Written exercise: Write out each line of the listing as it stands, without the images.

------------------------

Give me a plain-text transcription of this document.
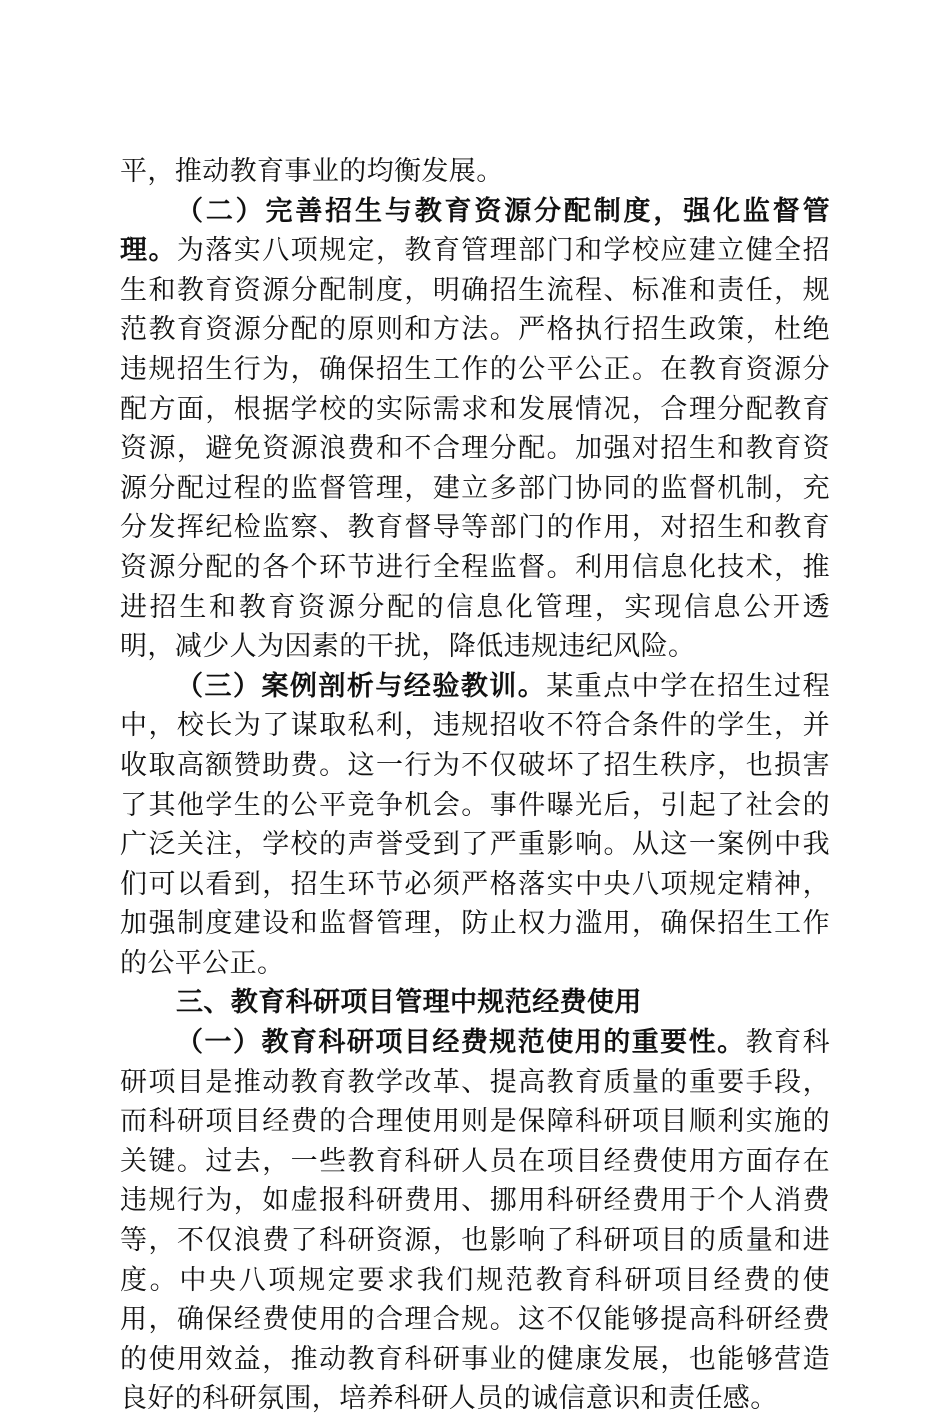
平，推动教育事业的均衡发展。

（二）完善招生与教育资源分配制度，强化监督管理。为落实八项规定，教育管理部门和学校应建立健全招生和教育资源分配制度，明确招生流程、标准和责任，规范教育资源分配的原则和方法。严格执行招生政策，杜绝违规招生行为，确保招生工作的公平公正。在教育资源分配方面，根据学校的实际需求和发展情况，合理分配教育资源，避免资源浪费和不合理分配。加强对招生和教育资源分配过程的监督管理，建立多部门协同的监督机制，充分发挥纪检监察、教育督导等部门的作用，对招生和教育资源分配的各个环节进行全程监督。利用信息化技术，推进招生和教育资源分配的信息化管理，实现信息公开透明，减少人为因素的干扰，降低违规违纪风险。

（三）案例剖析与经验教训。某重点中学在招生过程中，校长为了谋取私利，违规招收不符合条件的学生，并收取高额赞助费。这一行为不仅破坏了招生秩序，也损害了其他学生的公平竞争机会。事件曝光后，引起了社会的广泛关注，学校的声誉受到了严重影响。从这一案例中我们可以看到，招生环节必须严格落实中央八项规定精神，加强制度建设和监督管理，防止权力滥用，确保招生工作的公平公正。

三、教育科研项目管理中规范经费使用

（一）教育科研项目经费规范使用的重要性。教育科研项目是推动教育教学改革、提高教育质量的重要手段，而科研项目经费的合理使用则是保障科研项目顺利实施的关键。过去，一些教育科研人员在项目经费使用方面存在违规行为，如虚报科研费用、挪用科研经费用于个人消费等，不仅浪费了科研资源，也影响了科研项目的质量和进度。中央八项规定要求我们规范教育科研项目经费的使用，确保经费使用的合理合规。这不仅能够提高科研经费的使用效益，推动教育科研事业的健康发展，也能够营造良好的科研氛围，培养科研人员的诚信意识和责任感。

------------------------

Solution for this task:
Give me a plain-text transcription of this document.
平，推动教育事业的均衡发展。

（二）完善招生与教育资源分配制度，强化监督管理。为落实八项规定，教育管理部门和学校应建立健全招生和教育资源分配制度，明确招生流程、标准和责任，规范教育资源分配的原则和方法。严格执行招生政策，杜绝违规招生行为，确保招生工作的公平公正。在教育资源分配方面，根据学校的实际需求和发展情况，合理分配教育资源，避免资源浪费和不合理分配。加强对招生和教育资源分配过程的监督管理，建立多部门协同的监督机制，充分发挥纪检监察、教育督导等部门的作用，对招生和教育资源分配的各个环节进行全程监督。利用信息化技术，推进招生和教育资源分配的信息化管理，实现信息公开透明，减少人为因素的干扰，降低违规违纪风险。

（三）案例剖析与经验教训。某重点中学在招生过程中，校长为了谋取私利，违规招收不符合条件的学生，并收取高额赞助费。这一行为不仅破坏了招生秩序，也损害了其他学生的公平竞争机会。事件曝光后，引起了社会的广泛关注，学校的声誉受到了严重影响。从这一案例中我们可以看到，招生环节必须严格落实中央八项规定精神，加强制度建设和监督管理，防止权力滥用，确保招生工作的公平公正。

三、教育科研项目管理中规范经费使用

（一）教育科研项目经费规范使用的重要性。教育科研项目是推动教育教学改革、提高教育质量的重要手段，而科研项目经费的合理使用则是保障科研项目顺利实施的关键。过去，一些教育科研人员在项目经费使用方面存在违规行为，如虚报科研费用、挪用科研经费用于个人消费等，不仅浪费了科研资源，也影响了科研项目的质量和进度。中央八项规定要求我们规范教育科研项目经费的使用，确保经费使用的合理合规。这不仅能够提高科研经费的使用效益，推动教育科研事业的健康发展，也能够营造良好的科研氛围，培养科研人员的诚信意识和责任感。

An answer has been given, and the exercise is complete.